◆ DATASET RECORDS:
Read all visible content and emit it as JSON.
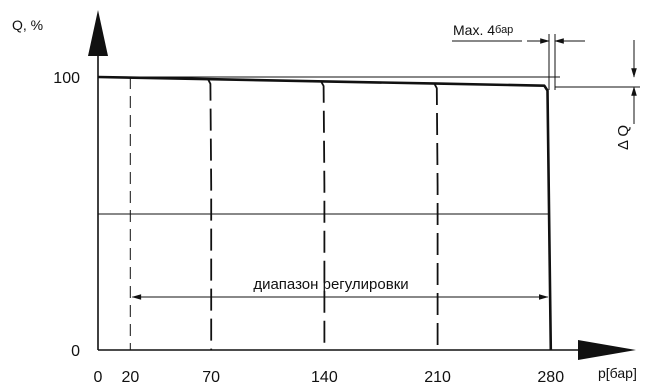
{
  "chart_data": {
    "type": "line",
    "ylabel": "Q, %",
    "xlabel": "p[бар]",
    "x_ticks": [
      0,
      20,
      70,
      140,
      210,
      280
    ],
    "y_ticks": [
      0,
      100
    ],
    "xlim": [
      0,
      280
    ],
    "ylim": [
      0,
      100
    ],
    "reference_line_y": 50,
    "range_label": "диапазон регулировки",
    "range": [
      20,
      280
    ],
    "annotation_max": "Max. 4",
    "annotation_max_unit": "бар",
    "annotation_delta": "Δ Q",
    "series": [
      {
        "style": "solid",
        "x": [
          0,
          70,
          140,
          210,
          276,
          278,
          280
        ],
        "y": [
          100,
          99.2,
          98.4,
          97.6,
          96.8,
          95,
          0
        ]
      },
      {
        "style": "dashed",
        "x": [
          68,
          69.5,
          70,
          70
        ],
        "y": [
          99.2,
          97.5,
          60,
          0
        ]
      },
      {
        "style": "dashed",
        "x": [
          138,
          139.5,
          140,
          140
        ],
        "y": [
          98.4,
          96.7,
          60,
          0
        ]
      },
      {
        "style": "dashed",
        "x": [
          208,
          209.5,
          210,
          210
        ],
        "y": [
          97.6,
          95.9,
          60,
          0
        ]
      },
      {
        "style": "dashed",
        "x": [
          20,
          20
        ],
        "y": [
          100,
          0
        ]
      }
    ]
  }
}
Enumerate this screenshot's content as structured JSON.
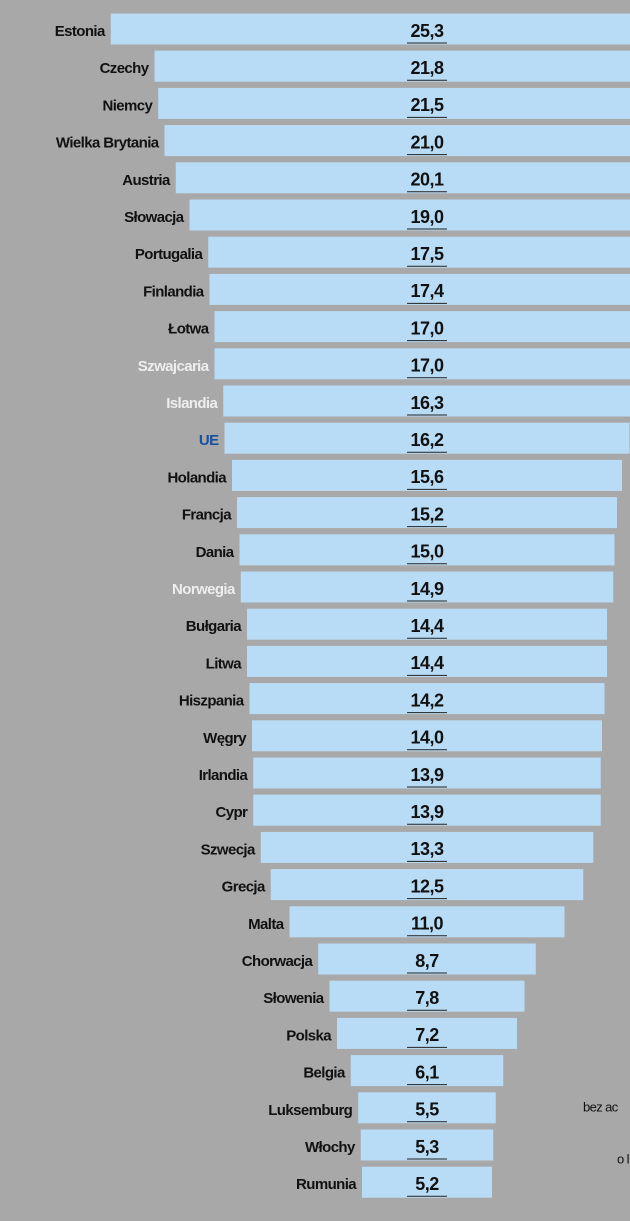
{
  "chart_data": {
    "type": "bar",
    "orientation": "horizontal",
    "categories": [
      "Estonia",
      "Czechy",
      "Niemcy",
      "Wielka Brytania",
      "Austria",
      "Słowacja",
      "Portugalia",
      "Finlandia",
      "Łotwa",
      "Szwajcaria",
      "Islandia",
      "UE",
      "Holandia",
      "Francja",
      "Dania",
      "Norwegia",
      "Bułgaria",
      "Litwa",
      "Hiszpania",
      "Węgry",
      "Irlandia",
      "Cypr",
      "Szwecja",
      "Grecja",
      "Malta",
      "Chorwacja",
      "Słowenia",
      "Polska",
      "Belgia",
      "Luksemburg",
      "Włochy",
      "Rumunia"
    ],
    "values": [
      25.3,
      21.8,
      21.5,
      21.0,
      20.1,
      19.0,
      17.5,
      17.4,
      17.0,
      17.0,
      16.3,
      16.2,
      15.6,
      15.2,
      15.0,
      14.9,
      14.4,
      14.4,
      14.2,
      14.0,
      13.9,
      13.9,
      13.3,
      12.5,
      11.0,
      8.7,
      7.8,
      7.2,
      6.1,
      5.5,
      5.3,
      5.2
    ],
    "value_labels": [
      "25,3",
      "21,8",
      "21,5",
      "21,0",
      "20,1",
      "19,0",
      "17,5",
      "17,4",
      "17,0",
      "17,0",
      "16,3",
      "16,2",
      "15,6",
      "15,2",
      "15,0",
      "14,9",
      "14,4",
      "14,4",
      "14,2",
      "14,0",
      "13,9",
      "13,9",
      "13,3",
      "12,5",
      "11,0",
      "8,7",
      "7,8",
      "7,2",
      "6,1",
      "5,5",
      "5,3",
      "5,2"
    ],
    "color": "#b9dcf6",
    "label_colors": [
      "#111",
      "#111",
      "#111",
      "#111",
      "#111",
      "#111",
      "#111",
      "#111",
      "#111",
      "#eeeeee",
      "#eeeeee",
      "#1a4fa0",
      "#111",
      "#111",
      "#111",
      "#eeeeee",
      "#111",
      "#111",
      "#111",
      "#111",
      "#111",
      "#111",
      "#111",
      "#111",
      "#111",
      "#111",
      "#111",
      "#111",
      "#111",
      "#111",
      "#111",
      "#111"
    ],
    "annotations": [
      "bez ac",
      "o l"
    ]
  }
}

...

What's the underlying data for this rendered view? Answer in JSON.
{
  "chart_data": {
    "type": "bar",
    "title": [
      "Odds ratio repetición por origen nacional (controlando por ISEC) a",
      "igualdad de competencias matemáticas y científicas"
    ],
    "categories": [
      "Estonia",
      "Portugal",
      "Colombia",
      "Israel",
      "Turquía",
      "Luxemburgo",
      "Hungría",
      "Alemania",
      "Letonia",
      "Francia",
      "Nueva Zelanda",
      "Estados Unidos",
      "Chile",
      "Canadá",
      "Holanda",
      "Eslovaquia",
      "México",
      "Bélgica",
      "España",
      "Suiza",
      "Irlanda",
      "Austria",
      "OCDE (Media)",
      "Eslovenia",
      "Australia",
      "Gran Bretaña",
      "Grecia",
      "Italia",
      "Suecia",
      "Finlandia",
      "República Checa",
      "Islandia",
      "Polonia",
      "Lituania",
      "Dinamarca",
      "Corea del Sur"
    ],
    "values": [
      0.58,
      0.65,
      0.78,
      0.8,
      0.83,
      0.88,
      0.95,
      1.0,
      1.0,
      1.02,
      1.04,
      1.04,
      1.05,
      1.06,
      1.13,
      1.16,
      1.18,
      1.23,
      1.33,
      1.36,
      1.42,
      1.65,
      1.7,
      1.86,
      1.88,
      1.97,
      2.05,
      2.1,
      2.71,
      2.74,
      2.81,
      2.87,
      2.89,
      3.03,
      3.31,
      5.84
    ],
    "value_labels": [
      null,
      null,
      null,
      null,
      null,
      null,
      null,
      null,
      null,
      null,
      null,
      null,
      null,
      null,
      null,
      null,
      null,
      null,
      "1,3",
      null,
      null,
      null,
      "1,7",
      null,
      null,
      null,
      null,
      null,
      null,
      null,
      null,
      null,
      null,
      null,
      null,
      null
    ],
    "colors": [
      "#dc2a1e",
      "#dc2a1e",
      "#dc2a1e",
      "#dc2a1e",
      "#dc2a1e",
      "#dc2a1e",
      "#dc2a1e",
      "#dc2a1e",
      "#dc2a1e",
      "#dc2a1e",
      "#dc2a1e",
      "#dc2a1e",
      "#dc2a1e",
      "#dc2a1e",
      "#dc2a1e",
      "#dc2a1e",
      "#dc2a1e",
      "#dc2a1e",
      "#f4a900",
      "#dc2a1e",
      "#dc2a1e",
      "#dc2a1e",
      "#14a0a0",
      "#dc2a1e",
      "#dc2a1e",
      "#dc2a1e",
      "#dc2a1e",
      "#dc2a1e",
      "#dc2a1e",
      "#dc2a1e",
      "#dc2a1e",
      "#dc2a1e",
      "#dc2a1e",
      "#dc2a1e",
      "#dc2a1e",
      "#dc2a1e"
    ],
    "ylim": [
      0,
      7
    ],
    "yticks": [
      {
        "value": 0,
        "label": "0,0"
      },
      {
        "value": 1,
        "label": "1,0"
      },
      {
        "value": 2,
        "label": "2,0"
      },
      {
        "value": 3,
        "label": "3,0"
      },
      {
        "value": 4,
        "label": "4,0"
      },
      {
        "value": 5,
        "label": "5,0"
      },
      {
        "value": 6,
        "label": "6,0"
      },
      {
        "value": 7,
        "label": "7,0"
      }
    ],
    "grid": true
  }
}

◆ PROBLEM DESCRIPTION: Review the material and copy each line in which the word "content" appears.

◆ RESULT:
Read all visible content and emit it as JSON.
Enumerate this screenshot's content as structured JSON.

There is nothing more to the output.